======== EXERCISE MATERIALS

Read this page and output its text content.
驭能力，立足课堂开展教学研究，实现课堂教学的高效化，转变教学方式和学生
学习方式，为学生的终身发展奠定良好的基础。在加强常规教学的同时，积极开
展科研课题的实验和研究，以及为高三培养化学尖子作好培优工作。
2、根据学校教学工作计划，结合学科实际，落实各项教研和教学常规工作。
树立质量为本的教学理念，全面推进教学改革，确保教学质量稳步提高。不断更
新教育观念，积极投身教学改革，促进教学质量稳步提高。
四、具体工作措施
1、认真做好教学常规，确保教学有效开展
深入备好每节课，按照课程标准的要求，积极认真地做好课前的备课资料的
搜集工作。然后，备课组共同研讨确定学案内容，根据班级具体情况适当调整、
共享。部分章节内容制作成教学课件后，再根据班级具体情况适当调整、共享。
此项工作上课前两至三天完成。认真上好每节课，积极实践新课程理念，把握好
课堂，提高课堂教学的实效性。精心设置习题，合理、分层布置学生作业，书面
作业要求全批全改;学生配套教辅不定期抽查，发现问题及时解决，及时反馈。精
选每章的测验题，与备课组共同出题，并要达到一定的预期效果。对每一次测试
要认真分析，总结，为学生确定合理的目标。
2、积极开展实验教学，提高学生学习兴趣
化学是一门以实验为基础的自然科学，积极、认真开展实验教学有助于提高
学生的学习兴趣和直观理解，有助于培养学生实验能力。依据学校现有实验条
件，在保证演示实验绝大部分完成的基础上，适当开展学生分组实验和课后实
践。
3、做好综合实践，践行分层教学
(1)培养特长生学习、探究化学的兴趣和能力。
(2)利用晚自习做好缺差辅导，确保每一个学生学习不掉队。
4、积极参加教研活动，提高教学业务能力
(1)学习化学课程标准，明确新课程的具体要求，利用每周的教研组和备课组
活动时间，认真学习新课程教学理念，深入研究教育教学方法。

================

Extract every line above exactly as it stands.

**COMPLETE ANSWER:**
Read this page and output its text content.
驭能力，立足课堂开展教学研究，实现课堂教学的高效化，转变教学方式和学生
学习方式，为学生的终身发展奠定良好的基础。在加强常规教学的同时，积极开
展科研课题的实验和研究，以及为高三培养化学尖子作好培优工作。
2、根据学校教学工作计划，结合学科实际，落实各项教研和教学常规工作。
树立质量为本的教学理念，全面推进教学改革，确保教学质量稳步提高。不断更
新教育观念，积极投身教学改革，促进教学质量稳步提高。
四、具体工作措施
1、认真做好教学常规，确保教学有效开展
深入备好每节课，按照课程标准的要求，积极认真地做好课前的备课资料的
搜集工作。然后，备课组共同研讨确定学案内容，根据班级具体情况适当调整、
共享。部分章节内容制作成教学课件后，再根据班级具体情况适当调整、共享。
此项工作上课前两至三天完成。认真上好每节课，积极实践新课程理念，把握好
课堂，提高课堂教学的实效性。精心设置习题，合理、分层布置学生作业，书面
作业要求全批全改;学生配套教辅不定期抽查，发现问题及时解决，及时反馈。精
选每章的测验题，与备课组共同出题，并要达到一定的预期效果。对每一次测试
要认真分析，总结，为学生确定合理的目标。
2、积极开展实验教学，提高学生学习兴趣
化学是一门以实验为基础的自然科学，积极、认真开展实验教学有助于提高
学生的学习兴趣和直观理解，有助于培养学生实验能力。依据学校现有实验条
件，在保证演示实验绝大部分完成的基础上，适当开展学生分组实验和课后实
践。
3、做好综合实践，践行分层教学
(1)培养特长生学习、探究化学的兴趣和能力。
(2)利用晚自习做好缺差辅导，确保每一个学生学习不掉队。
4、积极参加教研活动，提高教学业务能力
(1)学习化学课程标准，明确新课程的具体要求，利用每周的教研组和备课组
活动时间，认真学习新课程教学理念，深入研究教育教学方法。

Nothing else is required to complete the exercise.